[CHALLENGE] Write out each line word for word. Drop pictures.

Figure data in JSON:
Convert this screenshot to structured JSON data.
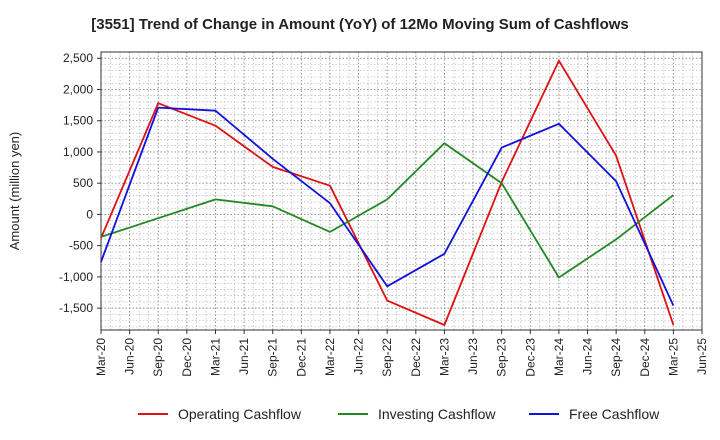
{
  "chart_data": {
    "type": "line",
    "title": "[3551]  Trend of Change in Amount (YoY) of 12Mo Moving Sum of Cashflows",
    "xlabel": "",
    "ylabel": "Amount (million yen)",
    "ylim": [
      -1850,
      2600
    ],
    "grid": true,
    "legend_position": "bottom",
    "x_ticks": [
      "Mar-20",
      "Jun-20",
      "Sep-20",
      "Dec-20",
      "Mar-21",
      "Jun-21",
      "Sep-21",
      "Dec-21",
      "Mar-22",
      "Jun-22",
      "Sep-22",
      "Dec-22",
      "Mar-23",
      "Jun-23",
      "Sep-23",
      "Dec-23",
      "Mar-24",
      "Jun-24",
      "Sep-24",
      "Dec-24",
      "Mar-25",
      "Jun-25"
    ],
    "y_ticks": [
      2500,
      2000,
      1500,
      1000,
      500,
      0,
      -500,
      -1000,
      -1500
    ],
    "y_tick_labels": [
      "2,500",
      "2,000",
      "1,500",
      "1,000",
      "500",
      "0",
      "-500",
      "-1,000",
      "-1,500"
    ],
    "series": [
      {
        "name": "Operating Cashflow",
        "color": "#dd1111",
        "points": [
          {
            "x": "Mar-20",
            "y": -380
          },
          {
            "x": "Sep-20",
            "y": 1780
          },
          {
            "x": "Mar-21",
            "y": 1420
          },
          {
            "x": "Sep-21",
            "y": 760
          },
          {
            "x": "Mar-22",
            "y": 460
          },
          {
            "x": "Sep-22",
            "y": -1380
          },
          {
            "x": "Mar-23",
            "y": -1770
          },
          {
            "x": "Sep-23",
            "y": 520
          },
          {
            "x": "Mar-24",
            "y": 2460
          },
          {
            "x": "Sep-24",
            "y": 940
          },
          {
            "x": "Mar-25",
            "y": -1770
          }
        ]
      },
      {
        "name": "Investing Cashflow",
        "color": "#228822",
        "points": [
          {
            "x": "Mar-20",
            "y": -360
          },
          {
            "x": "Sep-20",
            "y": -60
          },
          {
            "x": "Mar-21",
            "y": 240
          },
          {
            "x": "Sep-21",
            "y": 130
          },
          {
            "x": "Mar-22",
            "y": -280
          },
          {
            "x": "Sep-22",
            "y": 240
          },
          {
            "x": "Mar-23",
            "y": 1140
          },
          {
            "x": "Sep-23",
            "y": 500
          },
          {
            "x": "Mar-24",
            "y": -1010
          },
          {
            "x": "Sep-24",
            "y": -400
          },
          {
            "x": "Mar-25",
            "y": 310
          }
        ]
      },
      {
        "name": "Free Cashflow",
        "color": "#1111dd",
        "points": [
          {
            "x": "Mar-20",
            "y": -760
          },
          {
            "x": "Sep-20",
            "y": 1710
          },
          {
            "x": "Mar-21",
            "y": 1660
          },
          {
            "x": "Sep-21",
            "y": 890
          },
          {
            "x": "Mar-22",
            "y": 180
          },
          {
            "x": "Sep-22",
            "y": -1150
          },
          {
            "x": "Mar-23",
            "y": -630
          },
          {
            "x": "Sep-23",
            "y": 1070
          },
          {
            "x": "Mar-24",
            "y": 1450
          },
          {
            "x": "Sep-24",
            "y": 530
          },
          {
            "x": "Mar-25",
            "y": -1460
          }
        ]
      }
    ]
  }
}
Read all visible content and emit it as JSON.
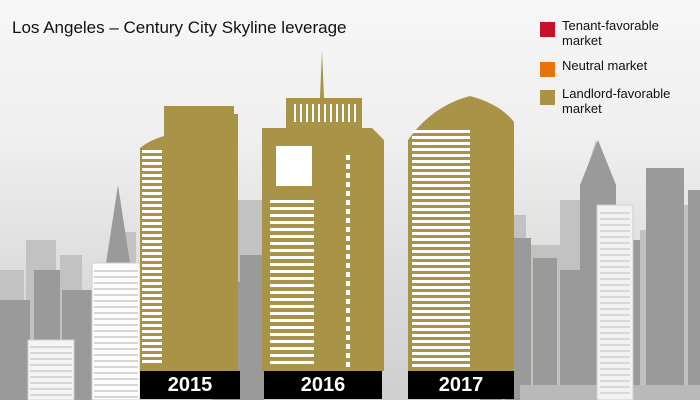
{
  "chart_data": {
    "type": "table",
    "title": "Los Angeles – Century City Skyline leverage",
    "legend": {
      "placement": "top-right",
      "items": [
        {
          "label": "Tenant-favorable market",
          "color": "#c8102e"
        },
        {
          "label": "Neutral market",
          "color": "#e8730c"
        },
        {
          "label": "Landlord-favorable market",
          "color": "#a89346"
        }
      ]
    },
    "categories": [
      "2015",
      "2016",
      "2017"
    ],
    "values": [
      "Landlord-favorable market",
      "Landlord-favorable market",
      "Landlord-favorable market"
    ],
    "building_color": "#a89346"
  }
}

[RESPONSE TO THIS TASK]
Convert this screenshot to structured JSON data.
{
  "chart_data": {
    "type": "line",
    "title": "[3551]  Trend of Change in Amount (YoY) of 12Mo Moving Sum of Cashflows",
    "xlabel": "",
    "ylabel": "Amount (million yen)",
    "ylim": [
      -1850,
      2600
    ],
    "grid": true,
    "legend_position": "bottom",
    "x_ticks": [
      "Mar-20",
      "Jun-20",
      "Sep-20",
      "Dec-20",
      "Mar-21",
      "Jun-21",
      "Sep-21",
      "Dec-21",
      "Mar-22",
      "Jun-22",
      "Sep-22",
      "Dec-22",
      "Mar-23",
      "Jun-23",
      "Sep-23",
      "Dec-23",
      "Mar-24",
      "Jun-24",
      "Sep-24",
      "Dec-24",
      "Mar-25",
      "Jun-25"
    ],
    "y_ticks": [
      2500,
      2000,
      1500,
      1000,
      500,
      0,
      -500,
      -1000,
      -1500
    ],
    "y_tick_labels": [
      "2,500",
      "2,000",
      "1,500",
      "1,000",
      "500",
      "0",
      "-500",
      "-1,000",
      "-1,500"
    ],
    "series": [
      {
        "name": "Operating Cashflow",
        "color": "#dd1111",
        "points": [
          {
            "x": "Mar-20",
            "y": -380
          },
          {
            "x": "Sep-20",
            "y": 1780
          },
          {
            "x": "Mar-21",
            "y": 1420
          },
          {
            "x": "Sep-21",
            "y": 760
          },
          {
            "x": "Mar-22",
            "y": 460
          },
          {
            "x": "Sep-22",
            "y": -1380
          },
          {
            "x": "Mar-23",
            "y": -1770
          },
          {
            "x": "Sep-23",
            "y": 520
          },
          {
            "x": "Mar-24",
            "y": 2460
          },
          {
            "x": "Sep-24",
            "y": 940
          },
          {
            "x": "Mar-25",
            "y": -1770
          }
        ]
      },
      {
        "name": "Investing Cashflow",
        "color": "#228822",
        "points": [
          {
            "x": "Mar-20",
            "y": -360
          },
          {
            "x": "Sep-20",
            "y": -60
          },
          {
            "x": "Mar-21",
            "y": 240
          },
          {
            "x": "Sep-21",
            "y": 130
          },
          {
            "x": "Mar-22",
            "y": -280
          },
          {
            "x": "Sep-22",
            "y": 240
          },
          {
            "x": "Mar-23",
            "y": 1140
          },
          {
            "x": "Sep-23",
            "y": 500
          },
          {
            "x": "Mar-24",
            "y": -1010
          },
          {
            "x": "Sep-24",
            "y": -400
          },
          {
            "x": "Mar-25",
            "y": 310
          }
        ]
      },
      {
        "name": "Free Cashflow",
        "color": "#1111dd",
        "points": [
          {
            "x": "Mar-20",
            "y": -760
          },
          {
            "x": "Sep-20",
            "y": 1710
          },
          {
            "x": "Mar-21",
            "y": 1660
          },
          {
            "x": "Sep-21",
            "y": 890
          },
          {
            "x": "Mar-22",
            "y": 180
          },
          {
            "x": "Sep-22",
            "y": -1150
          },
          {
            "x": "Mar-23",
            "y": -630
          },
          {
            "x": "Sep-23",
            "y": 1070
          },
          {
            "x": "Mar-24",
            "y": 1450
          },
          {
            "x": "Sep-24",
            "y": 530
          },
          {
            "x": "Mar-25",
            "y": -1460
          }
        ]
      }
    ]
  }
}
Read all visible content and emit it as JSON.
{
  "chart_data": {
    "type": "table",
    "title": "Los Angeles – Century City Skyline leverage",
    "legend": {
      "placement": "top-right",
      "items": [
        {
          "label": "Tenant-favorable market",
          "color": "#c8102e"
        },
        {
          "label": "Neutral market",
          "color": "#e8730c"
        },
        {
          "label": "Landlord-favorable market",
          "color": "#a89346"
        }
      ]
    },
    "categories": [
      "2015",
      "2016",
      "2017"
    ],
    "values": [
      "Landlord-favorable market",
      "Landlord-favorable market",
      "Landlord-favorable market"
    ],
    "building_color": "#a89346"
  }
}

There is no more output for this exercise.